** Begin Records to process **
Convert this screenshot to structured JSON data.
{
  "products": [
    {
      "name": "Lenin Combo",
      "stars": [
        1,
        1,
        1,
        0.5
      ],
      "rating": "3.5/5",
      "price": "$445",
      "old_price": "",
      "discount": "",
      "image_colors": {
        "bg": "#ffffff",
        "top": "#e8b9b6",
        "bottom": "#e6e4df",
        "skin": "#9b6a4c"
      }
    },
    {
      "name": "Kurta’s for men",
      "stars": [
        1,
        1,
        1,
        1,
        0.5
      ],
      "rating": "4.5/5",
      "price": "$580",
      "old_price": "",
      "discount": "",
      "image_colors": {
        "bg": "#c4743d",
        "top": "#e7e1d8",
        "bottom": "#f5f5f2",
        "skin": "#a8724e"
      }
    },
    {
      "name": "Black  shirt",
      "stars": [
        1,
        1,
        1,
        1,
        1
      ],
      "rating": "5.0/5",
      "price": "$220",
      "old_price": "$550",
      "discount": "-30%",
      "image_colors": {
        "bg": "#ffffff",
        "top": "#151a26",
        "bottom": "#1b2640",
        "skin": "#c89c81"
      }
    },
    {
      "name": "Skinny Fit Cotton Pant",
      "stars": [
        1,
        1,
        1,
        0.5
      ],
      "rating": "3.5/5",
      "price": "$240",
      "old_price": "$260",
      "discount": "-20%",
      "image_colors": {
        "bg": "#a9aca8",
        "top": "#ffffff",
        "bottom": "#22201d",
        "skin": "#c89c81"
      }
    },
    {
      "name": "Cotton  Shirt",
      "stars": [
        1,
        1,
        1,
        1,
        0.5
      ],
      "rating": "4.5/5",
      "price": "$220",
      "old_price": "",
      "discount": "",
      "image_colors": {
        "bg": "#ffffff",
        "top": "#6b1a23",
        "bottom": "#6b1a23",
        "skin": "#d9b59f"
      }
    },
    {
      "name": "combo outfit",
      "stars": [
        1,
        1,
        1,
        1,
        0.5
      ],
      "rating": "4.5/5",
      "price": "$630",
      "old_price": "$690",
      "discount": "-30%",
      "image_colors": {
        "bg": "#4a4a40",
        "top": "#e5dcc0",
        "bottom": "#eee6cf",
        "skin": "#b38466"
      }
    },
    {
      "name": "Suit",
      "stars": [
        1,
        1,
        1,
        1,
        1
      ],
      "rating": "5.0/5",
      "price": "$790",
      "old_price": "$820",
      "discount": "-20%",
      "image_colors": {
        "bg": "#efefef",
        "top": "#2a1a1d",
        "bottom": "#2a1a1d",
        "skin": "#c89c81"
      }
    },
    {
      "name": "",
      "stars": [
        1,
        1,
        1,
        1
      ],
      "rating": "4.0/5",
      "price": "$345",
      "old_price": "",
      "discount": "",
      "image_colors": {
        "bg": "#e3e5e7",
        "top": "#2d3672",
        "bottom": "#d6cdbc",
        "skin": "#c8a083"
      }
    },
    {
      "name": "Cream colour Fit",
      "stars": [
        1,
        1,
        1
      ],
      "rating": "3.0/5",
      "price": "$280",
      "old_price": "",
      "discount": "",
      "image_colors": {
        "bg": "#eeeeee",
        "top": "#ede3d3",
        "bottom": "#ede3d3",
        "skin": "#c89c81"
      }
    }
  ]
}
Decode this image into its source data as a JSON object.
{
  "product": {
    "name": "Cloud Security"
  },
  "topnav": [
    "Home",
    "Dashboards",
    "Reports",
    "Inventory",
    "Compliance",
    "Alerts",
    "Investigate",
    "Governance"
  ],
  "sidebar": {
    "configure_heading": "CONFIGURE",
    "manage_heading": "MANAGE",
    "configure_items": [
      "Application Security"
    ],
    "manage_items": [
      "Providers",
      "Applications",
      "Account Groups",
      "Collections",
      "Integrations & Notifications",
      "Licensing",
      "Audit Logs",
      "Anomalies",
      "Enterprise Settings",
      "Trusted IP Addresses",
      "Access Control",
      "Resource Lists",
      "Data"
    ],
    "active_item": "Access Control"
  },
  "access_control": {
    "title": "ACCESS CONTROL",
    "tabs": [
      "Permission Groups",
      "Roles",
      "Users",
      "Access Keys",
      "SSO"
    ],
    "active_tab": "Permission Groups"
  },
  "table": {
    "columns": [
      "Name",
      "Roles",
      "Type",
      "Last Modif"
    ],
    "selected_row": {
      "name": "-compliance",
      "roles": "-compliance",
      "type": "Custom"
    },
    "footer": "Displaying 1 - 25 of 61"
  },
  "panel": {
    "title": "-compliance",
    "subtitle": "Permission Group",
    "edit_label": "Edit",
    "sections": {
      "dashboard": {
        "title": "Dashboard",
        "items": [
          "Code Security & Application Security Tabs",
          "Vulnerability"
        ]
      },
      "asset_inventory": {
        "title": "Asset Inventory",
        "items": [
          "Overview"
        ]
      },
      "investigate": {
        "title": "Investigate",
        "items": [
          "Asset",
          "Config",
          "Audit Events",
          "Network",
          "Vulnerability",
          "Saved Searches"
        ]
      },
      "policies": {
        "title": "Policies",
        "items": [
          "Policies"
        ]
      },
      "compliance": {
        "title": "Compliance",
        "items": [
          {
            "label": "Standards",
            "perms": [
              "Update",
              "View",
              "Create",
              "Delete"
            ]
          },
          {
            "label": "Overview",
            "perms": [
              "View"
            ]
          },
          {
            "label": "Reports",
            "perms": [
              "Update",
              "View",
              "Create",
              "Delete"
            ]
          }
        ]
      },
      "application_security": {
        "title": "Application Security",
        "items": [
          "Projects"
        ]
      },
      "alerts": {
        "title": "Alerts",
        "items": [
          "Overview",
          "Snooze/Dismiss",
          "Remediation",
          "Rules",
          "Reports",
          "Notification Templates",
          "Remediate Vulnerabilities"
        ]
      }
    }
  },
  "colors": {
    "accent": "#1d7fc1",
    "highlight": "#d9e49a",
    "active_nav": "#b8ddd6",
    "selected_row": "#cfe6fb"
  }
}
** End Records to process **
## Objective
Extract each line of the material exactly as it stands.

## Finished exercise
Convert this screenshot to structured JSON data.
{
  "products": [
    {
      "name": "Lenin Combo",
      "stars": [
        1,
        1,
        1,
        0.5
      ],
      "rating": "3.5/5",
      "price": "$445",
      "old_price": "",
      "discount": "",
      "image_colors": {
        "bg": "#ffffff",
        "top": "#e8b9b6",
        "bottom": "#e6e4df",
        "skin": "#9b6a4c"
      }
    },
    {
      "name": "Kurta’s for men",
      "stars": [
        1,
        1,
        1,
        1,
        0.5
      ],
      "rating": "4.5/5",
      "price": "$580",
      "old_price": "",
      "discount": "",
      "image_colors": {
        "bg": "#c4743d",
        "top": "#e7e1d8",
        "bottom": "#f5f5f2",
        "skin": "#a8724e"
      }
    },
    {
      "name": "Black  shirt",
      "stars": [
        1,
        1,
        1,
        1,
        1
      ],
      "rating": "5.0/5",
      "price": "$220",
      "old_price": "$550",
      "discount": "-30%",
      "image_colors": {
        "bg": "#ffffff",
        "top": "#151a26",
        "bottom": "#1b2640",
        "skin": "#c89c81"
      }
    },
    {
      "name": "Skinny Fit Cotton Pant",
      "stars": [
        1,
        1,
        1,
        0.5
      ],
      "rating": "3.5/5",
      "price": "$240",
      "old_price": "$260",
      "discount": "-20%",
      "image_colors": {
        "bg": "#a9aca8",
        "top": "#ffffff",
        "bottom": "#22201d",
        "skin": "#c89c81"
      }
    },
    {
      "name": "Cotton  Shirt",
      "stars": [
        1,
        1,
        1,
        1,
        0.5
      ],
      "rating": "4.5/5",
      "price": "$220",
      "old_price": "",
      "discount": "",
      "image_colors": {
        "bg": "#ffffff",
        "top": "#6b1a23",
        "bottom": "#6b1a23",
        "skin": "#d9b59f"
      }
    },
    {
      "name": "combo outfit",
      "stars": [
        1,
        1,
        1,
        1,
        0.5
      ],
      "rating": "4.5/5",
      "price": "$630",
      "old_price": "$690",
      "discount": "-30%",
      "image_colors": {
        "bg": "#4a4a40",
        "top": "#e5dcc0",
        "bottom": "#eee6cf",
        "skin": "#b38466"
      }
    },
    {
      "name": "Suit",
      "stars": [
        1,
        1,
        1,
        1,
        1
      ],
      "rating": "5.0/5",
      "price": "$790",
      "old_price": "$820",
      "discount": "-20%",
      "image_colors": {
        "bg": "#efefef",
        "top": "#2a1a1d",
        "bottom": "#2a1a1d",
        "skin": "#c89c81"
      }
    },
    {
      "name": "",
      "stars": [
        1,
        1,
        1,
        1
      ],
      "rating": "4.0/5",
      "price": "$345",
      "old_price": "",
      "discount": "",
      "image_colors": {
        "bg": "#e3e5e7",
        "top": "#2d3672",
        "bottom": "#d6cdbc",
        "skin": "#c8a083"
      }
    },
    {
      "name": "Cream colour Fit",
      "stars": [
        1,
        1,
        1
      ],
      "rating": "3.0/5",
      "price": "$280",
      "old_price": "",
      "discount": "",
      "image_colors": {
        "bg": "#eeeeee",
        "top": "#ede3d3",
        "bottom": "#ede3d3",
        "skin": "#c89c81"
      }
    }
  ]
}
Decode this image into its source data as a JSON object.
{
  "product": {
    "name": "Cloud Security"
  },
  "topnav": [
    "Home",
    "Dashboards",
    "Reports",
    "Inventory",
    "Compliance",
    "Alerts",
    "Investigate",
    "Governance"
  ],
  "sidebar": {
    "configure_heading": "CONFIGURE",
    "manage_heading": "MANAGE",
    "configure_items": [
      "Application Security"
    ],
    "manage_items": [
      "Providers",
      "Applications",
      "Account Groups",
      "Collections",
      "Integrations & Notifications",
      "Licensing",
      "Audit Logs",
      "Anomalies",
      "Enterprise Settings",
      "Trusted IP Addresses",
      "Access Control",
      "Resource Lists",
      "Data"
    ],
    "active_item": "Access Control"
  },
  "access_control": {
    "title": "ACCESS CONTROL",
    "tabs": [
      "Permission Groups",
      "Roles",
      "Users",
      "Access Keys",
      "SSO"
    ],
    "active_tab": "Permission Groups"
  },
  "table": {
    "columns": [
      "Name",
      "Roles",
      "Type",
      "Last Modif"
    ],
    "selected_row": {
      "name": "-compliance",
      "roles": "-compliance",
      "type": "Custom"
    },
    "footer": "Displaying 1 - 25 of 61"
  },
  "panel": {
    "title": "-compliance",
    "subtitle": "Permission Group",
    "edit_label": "Edit",
    "sections": {
      "dashboard": {
        "title": "Dashboard",
        "items": [
          "Code Security & Application Security Tabs",
          "Vulnerability"
        ]
      },
      "asset_inventory": {
        "title": "Asset Inventory",
        "items": [
          "Overview"
        ]
      },
      "investigate": {
        "title": "Investigate",
        "items": [
          "Asset",
          "Config",
          "Audit Events",
          "Network",
          "Vulnerability",
          "Saved Searches"
        ]
      },
      "policies": {
        "title": "Policies",
        "items": [
          "Policies"
        ]
      },
      "compliance": {
        "title": "Compliance",
        "items": [
          {
            "label": "Standards",
            "perms": [
              "Update",
              "View",
              "Create",
              "Delete"
            ]
          },
          {
            "label": "Overview",
            "perms": [
              "View"
            ]
          },
          {
            "label": "Reports",
            "perms": [
              "Update",
              "View",
              "Create",
              "Delete"
            ]
          }
        ]
      },
      "application_security": {
        "title": "Application Security",
        "items": [
          "Projects"
        ]
      },
      "alerts": {
        "title": "Alerts",
        "items": [
          "Overview",
          "Snooze/Dismiss",
          "Remediation",
          "Rules",
          "Reports",
          "Notification Templates",
          "Remediate Vulnerabilities"
        ]
      }
    }
  },
  "colors": {
    "accent": "#1d7fc1",
    "highlight": "#d9e49a",
    "active_nav": "#b8ddd6",
    "selected_row": "#cfe6fb"
  }
}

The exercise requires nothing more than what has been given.